What you are asked to do: Tally the lines of the listing that contain the string "colaggio". Give the number and nothing else.

Records to use:
+++
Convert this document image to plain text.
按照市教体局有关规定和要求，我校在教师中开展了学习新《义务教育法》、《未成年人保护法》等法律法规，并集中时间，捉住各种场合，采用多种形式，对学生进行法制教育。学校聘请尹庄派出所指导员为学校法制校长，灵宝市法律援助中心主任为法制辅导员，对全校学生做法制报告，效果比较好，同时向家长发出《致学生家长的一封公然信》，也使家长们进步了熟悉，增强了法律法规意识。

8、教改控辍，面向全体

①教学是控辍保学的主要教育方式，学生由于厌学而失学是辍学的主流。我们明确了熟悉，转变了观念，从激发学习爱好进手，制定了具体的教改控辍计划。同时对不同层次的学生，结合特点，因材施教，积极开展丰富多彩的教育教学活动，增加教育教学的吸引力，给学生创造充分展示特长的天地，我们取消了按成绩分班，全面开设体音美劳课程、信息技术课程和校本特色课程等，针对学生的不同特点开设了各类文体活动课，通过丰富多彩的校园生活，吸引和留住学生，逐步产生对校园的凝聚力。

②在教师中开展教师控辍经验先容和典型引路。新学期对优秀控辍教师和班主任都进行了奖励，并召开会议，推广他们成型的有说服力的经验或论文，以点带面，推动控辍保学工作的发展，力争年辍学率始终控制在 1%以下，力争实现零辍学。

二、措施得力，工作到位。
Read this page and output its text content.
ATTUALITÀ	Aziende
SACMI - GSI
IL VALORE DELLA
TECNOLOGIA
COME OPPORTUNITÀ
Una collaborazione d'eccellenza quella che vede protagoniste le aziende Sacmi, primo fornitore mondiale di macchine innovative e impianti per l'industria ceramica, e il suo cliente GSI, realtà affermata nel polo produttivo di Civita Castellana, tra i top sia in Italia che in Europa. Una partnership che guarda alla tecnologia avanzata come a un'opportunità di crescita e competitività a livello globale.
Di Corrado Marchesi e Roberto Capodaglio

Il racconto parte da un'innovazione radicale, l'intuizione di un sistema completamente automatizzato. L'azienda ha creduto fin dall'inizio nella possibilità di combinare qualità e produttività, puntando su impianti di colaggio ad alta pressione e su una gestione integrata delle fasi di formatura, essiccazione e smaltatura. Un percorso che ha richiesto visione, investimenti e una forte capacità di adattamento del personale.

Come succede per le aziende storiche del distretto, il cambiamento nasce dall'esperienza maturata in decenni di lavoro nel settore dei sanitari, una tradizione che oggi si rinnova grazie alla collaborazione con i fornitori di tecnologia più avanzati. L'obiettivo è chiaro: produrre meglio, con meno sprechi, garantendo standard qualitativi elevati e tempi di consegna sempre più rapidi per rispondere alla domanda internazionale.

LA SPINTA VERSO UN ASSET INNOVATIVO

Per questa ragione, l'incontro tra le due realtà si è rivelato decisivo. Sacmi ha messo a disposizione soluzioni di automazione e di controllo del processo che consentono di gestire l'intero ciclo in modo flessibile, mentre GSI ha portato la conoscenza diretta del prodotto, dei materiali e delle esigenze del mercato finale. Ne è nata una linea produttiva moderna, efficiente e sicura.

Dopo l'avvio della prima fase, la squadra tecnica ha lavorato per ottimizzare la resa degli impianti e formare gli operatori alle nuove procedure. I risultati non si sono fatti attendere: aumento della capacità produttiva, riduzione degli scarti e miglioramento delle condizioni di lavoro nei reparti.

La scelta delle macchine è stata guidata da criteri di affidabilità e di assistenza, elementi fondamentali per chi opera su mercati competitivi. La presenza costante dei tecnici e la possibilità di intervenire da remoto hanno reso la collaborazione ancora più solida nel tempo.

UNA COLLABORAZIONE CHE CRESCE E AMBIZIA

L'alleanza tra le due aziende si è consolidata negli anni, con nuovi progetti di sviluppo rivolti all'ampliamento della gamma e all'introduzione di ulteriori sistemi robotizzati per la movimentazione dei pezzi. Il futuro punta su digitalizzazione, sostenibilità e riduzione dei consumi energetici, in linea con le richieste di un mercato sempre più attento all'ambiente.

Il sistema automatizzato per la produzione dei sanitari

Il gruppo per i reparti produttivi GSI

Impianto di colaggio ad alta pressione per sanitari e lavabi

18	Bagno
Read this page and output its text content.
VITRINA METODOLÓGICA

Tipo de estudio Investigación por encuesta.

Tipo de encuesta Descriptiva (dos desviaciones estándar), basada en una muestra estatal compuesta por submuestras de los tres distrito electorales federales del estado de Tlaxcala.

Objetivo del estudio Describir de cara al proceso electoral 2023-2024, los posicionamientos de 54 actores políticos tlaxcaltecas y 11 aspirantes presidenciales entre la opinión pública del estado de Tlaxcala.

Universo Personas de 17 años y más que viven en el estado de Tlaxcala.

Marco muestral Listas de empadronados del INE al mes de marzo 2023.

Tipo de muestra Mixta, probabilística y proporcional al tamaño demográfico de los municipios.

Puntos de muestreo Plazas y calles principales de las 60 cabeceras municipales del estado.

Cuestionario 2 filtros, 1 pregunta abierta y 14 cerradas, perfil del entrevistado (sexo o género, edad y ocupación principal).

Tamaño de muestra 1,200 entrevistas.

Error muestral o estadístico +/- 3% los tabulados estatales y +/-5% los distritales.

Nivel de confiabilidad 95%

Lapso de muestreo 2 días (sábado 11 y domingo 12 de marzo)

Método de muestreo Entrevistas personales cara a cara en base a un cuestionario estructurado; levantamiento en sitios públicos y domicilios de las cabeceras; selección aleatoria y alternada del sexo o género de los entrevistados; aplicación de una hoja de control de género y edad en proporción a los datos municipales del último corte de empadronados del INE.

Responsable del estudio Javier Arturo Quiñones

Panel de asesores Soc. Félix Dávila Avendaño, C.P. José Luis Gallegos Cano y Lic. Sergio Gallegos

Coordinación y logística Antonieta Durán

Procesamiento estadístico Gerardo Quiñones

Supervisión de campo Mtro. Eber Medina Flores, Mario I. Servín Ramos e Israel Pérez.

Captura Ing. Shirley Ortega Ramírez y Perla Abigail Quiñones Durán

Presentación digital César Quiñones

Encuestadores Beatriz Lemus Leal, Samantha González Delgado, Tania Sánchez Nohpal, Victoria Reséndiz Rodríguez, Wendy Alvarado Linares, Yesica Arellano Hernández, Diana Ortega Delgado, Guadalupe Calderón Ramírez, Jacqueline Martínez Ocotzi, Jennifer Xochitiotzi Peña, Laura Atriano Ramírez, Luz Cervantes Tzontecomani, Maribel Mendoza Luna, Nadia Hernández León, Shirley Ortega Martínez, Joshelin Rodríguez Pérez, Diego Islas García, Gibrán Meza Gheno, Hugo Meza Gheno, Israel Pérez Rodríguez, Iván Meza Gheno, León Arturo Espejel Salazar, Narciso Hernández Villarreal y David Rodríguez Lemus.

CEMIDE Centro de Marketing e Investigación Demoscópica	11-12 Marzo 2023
+++
Solved exercise: 2